Records provided:
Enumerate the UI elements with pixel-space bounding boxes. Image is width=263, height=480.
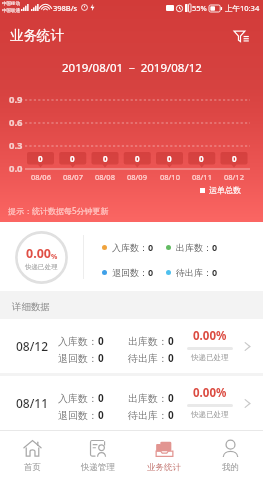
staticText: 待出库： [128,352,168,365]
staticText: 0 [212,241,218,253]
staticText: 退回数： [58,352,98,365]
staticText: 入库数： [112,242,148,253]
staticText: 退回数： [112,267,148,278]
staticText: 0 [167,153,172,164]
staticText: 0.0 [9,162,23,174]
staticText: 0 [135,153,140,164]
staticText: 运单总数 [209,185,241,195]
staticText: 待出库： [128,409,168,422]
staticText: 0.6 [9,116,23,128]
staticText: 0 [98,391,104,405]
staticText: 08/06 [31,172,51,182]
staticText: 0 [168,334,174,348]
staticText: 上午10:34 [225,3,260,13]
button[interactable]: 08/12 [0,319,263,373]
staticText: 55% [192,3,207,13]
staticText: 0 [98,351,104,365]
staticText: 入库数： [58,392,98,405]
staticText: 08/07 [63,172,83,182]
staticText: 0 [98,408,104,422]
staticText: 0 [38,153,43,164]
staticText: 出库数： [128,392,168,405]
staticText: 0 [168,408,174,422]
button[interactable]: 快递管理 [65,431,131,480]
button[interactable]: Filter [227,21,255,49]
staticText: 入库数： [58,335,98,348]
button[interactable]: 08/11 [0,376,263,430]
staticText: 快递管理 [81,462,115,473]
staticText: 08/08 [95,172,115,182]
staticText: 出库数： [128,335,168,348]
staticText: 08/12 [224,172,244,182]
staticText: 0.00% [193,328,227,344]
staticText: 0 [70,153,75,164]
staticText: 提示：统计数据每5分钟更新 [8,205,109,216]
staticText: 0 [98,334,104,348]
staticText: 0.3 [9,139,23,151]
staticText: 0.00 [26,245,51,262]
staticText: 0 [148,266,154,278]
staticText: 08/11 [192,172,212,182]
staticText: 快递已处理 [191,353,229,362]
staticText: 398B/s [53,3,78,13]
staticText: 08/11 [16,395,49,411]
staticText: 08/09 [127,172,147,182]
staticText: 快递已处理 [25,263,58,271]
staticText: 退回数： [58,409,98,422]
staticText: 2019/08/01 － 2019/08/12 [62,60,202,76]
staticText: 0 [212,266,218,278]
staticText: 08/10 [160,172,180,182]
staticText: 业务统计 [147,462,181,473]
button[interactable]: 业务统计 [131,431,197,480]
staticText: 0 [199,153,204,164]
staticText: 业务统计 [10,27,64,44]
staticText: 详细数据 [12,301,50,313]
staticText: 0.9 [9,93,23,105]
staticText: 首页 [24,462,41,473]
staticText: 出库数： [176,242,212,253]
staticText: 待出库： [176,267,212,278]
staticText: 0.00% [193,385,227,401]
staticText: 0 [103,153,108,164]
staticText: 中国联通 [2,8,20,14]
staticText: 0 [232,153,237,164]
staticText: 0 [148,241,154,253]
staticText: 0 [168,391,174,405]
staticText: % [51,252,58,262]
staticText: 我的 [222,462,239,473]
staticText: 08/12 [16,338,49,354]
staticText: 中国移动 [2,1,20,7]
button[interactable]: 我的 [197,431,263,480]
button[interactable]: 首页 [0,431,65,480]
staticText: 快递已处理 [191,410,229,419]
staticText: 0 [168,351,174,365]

--

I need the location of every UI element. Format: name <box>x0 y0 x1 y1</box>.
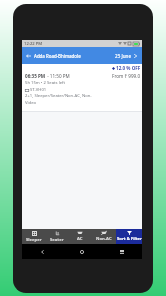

To be done:
Can you output everything from the line containing "Enumerate the UI" down to the line containing "staticText: 0 [168,334,174,348]" as a Markdown table with the columns Row and Line, skipping blank lines and leaving out the pictures?

Response below:
| Row | Line |
|---|---|
| 1 | Enumerate the UI elements with pixel-space bounding boxes. Image is width=263, height=480. |
| 2 | staticText: 待出库： [128,352,168,365] |
| 3 | staticText: 0 [212,241,218,253] |
| 4 | staticText: 退回数： [58,352,98,365] |
| 5 | staticText: 入库数： [112,242,148,253] |
| 6 | staticText: 退回数： [112,267,148,278] |
| 7 | staticText: 0 [167,153,172,164] |
| 8 | staticText: 0.0 [9,162,23,174] |
| 9 | staticText: 0 [135,153,140,164] |
| 10 | staticText: 运单总数 [209,185,241,195] |
| 11 | staticText: 待出库： [128,409,168,422] |
| 12 | staticText: 0.6 [9,116,23,128] |
| 13 | staticText: 0 [98,391,104,405] |
| 14 | staticText: 08/06 [31,172,51,182] |
| 15 | staticText: 0 [168,334,174,348] |